What the task requires
Reproduce all of the data exactly, with no line skipped.

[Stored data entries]
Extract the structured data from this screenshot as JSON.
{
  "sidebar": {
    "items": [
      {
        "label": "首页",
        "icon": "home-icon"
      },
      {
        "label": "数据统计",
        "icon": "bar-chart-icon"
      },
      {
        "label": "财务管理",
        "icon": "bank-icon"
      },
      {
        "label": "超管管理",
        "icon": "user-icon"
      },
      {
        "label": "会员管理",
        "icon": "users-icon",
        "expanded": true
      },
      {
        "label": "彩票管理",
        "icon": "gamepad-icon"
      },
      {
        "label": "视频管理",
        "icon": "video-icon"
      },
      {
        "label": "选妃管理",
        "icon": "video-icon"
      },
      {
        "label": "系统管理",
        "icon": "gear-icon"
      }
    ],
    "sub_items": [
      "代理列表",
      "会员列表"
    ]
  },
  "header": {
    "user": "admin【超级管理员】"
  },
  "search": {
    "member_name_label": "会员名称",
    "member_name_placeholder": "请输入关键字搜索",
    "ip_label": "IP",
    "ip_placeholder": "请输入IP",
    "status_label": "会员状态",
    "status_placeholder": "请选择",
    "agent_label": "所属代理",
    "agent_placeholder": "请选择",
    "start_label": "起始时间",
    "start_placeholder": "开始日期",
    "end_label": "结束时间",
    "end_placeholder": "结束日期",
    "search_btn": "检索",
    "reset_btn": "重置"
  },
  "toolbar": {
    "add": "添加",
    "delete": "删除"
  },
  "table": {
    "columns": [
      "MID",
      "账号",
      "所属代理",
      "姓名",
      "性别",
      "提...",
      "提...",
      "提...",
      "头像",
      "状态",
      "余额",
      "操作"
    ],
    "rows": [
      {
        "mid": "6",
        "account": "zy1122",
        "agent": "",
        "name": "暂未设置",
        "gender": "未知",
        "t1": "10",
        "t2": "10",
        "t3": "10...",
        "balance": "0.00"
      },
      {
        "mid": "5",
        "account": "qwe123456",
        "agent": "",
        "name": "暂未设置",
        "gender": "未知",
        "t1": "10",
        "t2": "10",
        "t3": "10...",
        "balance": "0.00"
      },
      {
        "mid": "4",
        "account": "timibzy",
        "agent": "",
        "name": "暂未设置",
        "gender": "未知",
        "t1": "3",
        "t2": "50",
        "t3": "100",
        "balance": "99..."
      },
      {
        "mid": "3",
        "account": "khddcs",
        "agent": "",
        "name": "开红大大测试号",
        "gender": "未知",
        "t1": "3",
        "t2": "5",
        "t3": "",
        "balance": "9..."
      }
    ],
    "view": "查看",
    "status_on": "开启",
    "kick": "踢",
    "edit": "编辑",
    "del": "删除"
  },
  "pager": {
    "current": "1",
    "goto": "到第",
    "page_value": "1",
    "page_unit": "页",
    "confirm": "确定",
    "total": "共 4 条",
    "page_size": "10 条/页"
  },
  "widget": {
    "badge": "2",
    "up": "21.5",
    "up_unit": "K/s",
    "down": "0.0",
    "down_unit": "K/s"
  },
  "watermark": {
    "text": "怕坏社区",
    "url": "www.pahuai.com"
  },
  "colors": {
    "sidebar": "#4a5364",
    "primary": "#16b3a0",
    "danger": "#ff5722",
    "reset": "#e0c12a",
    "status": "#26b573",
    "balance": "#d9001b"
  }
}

In response
Extract the structured data from this screenshot as JSON.
{
  "sidebar": {
    "items": [
      {
        "label": "首页",
        "icon": "home-icon"
      },
      {
        "label": "数据统计",
        "icon": "bar-chart-icon"
      },
      {
        "label": "财务管理",
        "icon": "bank-icon"
      },
      {
        "label": "超管管理",
        "icon": "user-icon"
      },
      {
        "label": "会员管理",
        "icon": "users-icon",
        "expanded": true
      },
      {
        "label": "彩票管理",
        "icon": "gamepad-icon"
      },
      {
        "label": "视频管理",
        "icon": "video-icon"
      },
      {
        "label": "选妃管理",
        "icon": "video-icon"
      },
      {
        "label": "系统管理",
        "icon": "gear-icon"
      }
    ],
    "sub_items": [
      "代理列表",
      "会员列表"
    ]
  },
  "header": {
    "user": "admin【超级管理员】"
  },
  "search": {
    "member_name_label": "会员名称",
    "member_name_placeholder": "请输入关键字搜索",
    "ip_label": "IP",
    "ip_placeholder": "请输入IP",
    "status_label": "会员状态",
    "status_placeholder": "请选择",
    "agent_label": "所属代理",
    "agent_placeholder": "请选择",
    "start_label": "起始时间",
    "start_placeholder": "开始日期",
    "end_label": "结束时间",
    "end_placeholder": "结束日期",
    "search_btn": "检索",
    "reset_btn": "重置"
  },
  "toolbar": {
    "add": "添加",
    "delete": "删除"
  },
  "table": {
    "columns": [
      "MID",
      "账号",
      "所属代理",
      "姓名",
      "性别",
      "提...",
      "提...",
      "提...",
      "头像",
      "状态",
      "余额",
      "操作"
    ],
    "rows": [
      {
        "mid": "6",
        "account": "zy1122",
        "agent": "",
        "name": "暂未设置",
        "gender": "未知",
        "t1": "10",
        "t2": "10",
        "t3": "10...",
        "balance": "0.00"
      },
      {
        "mid": "5",
        "account": "qwe123456",
        "agent": "",
        "name": "暂未设置",
        "gender": "未知",
        "t1": "10",
        "t2": "10",
        "t3": "10...",
        "balance": "0.00"
      },
      {
        "mid": "4",
        "account": "timibzy",
        "agent": "",
        "name": "暂未设置",
        "gender": "未知",
        "t1": "3",
        "t2": "50",
        "t3": "100",
        "balance": "99..."
      },
      {
        "mid": "3",
        "account": "khddcs",
        "agent": "",
        "name": "开红大大测试号",
        "gender": "未知",
        "t1": "3",
        "t2": "5",
        "t3": "",
        "balance": "9..."
      }
    ],
    "view": "查看",
    "status_on": "开启",
    "kick": "踢",
    "edit": "编辑",
    "del": "删除"
  },
  "pager": {
    "current": "1",
    "goto": "到第",
    "page_value": "1",
    "page_unit": "页",
    "confirm": "确定",
    "total": "共 4 条",
    "page_size": "10 条/页"
  },
  "widget": {
    "badge": "2",
    "up": "21.5",
    "up_unit": "K/s",
    "down": "0.0",
    "down_unit": "K/s"
  },
  "watermark": {
    "text": "怕坏社区",
    "url": "www.pahuai.com"
  },
  "colors": {
    "sidebar": "#4a5364",
    "primary": "#16b3a0",
    "danger": "#ff5722",
    "reset": "#e0c12a",
    "status": "#26b573",
    "balance": "#d9001b"
  }
}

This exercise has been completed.